EXERCISE INSTRUCTIONS
Return the entries verbatim and drop every picture.

===== INPUT FOR THIS TASK

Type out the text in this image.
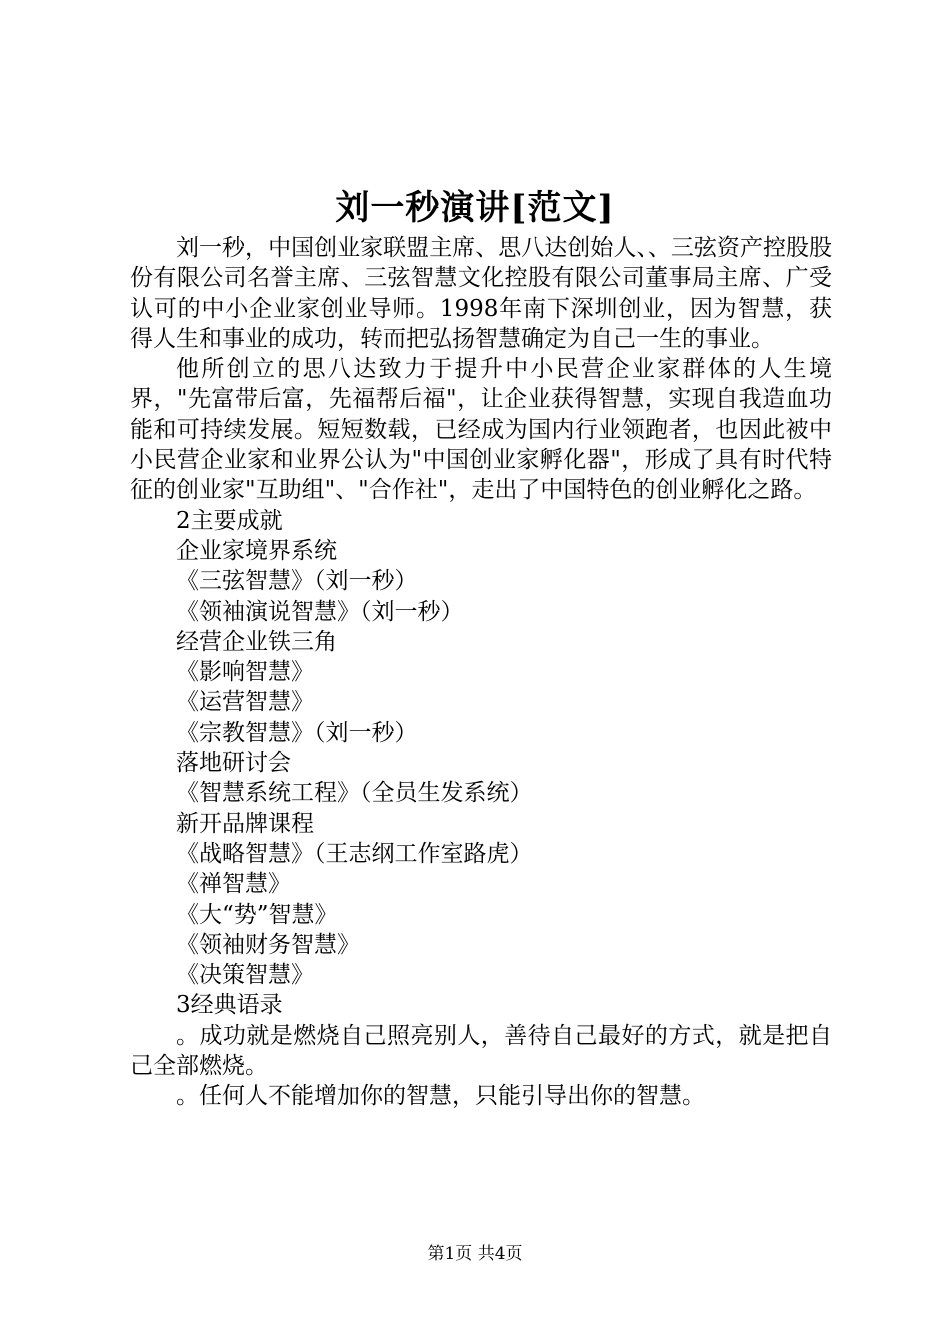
刘一秒演讲[范文]

刘一秒，中国创业家联盟主席、思八达创始人、、三弦资产控股股份有限公司名誉主席、三弦智慧文化控股有限公司董事局主席、广受认可的中小企业家创业导师。1998年南下深圳创业，因为智慧，获得人生和事业的成功，转而把弘扬智慧确定为自己一生的事业。

他所创立的思八达致力于提升中小民营企业家群体的人生境界，"先富带后富，先福帮后福"，让企业获得智慧，实现自我造血功能和可持续发展。短短数载，已经成为国内行业领跑者，也因此被中小民营企业家和业界公认为"中国创业家孵化器"，形成了具有时代特征的创业家"互助组"、"合作社"，走出了中国特色的创业孵化之路。

2主要成就

企业家境界系统

《三弦智慧》（刘一秒）

《领袖演说智慧》（刘一秒）

经营企业铁三角

《影响智慧》

《运营智慧》

《宗教智慧》（刘一秒）

落地研讨会

《智慧系统工程》（全员生发系统）

新开品牌课程

《战略智慧》（王志纲工作室路虎）

《禅智慧》

《大“势”智慧》

《领袖财务智慧》

《决策智慧》

3经典语录

。成功就是燃烧自己照亮别人，善待自己最好的方式，就是把自己全部燃烧。

。任何人不能增加你的智慧，只能引导出你的智慧。

第1页 共4页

==========

WRITTEN REPLY
Type out the text in this image.
刘一秒演讲[范文]

刘一秒，中国创业家联盟主席、思八达创始人、、三弦资产控股股份有限公司名誉主席、三弦智慧文化控股有限公司董事局主席、广受认可的中小企业家创业导师。1998年南下深圳创业，因为智慧，获得人生和事业的成功，转而把弘扬智慧确定为自己一生的事业。

他所创立的思八达致力于提升中小民营企业家群体的人生境界，"先富带后富，先福帮后福"，让企业获得智慧，实现自我造血功能和可持续发展。短短数载，已经成为国内行业领跑者，也因此被中小民营企业家和业界公认为"中国创业家孵化器"，形成了具有时代特征的创业家"互助组"、"合作社"，走出了中国特色的创业孵化之路。

2主要成就

企业家境界系统

《三弦智慧》（刘一秒）

《领袖演说智慧》（刘一秒）

经营企业铁三角

《影响智慧》

《运营智慧》

《宗教智慧》（刘一秒）

落地研讨会

《智慧系统工程》（全员生发系统）

新开品牌课程

《战略智慧》（王志纲工作室路虎）

《禅智慧》

《大“势”智慧》

《领袖财务智慧》

《决策智慧》

3经典语录

。成功就是燃烧自己照亮别人，善待自己最好的方式，就是把自己全部燃烧。

。任何人不能增加你的智慧，只能引导出你的智慧。

第1页 共4页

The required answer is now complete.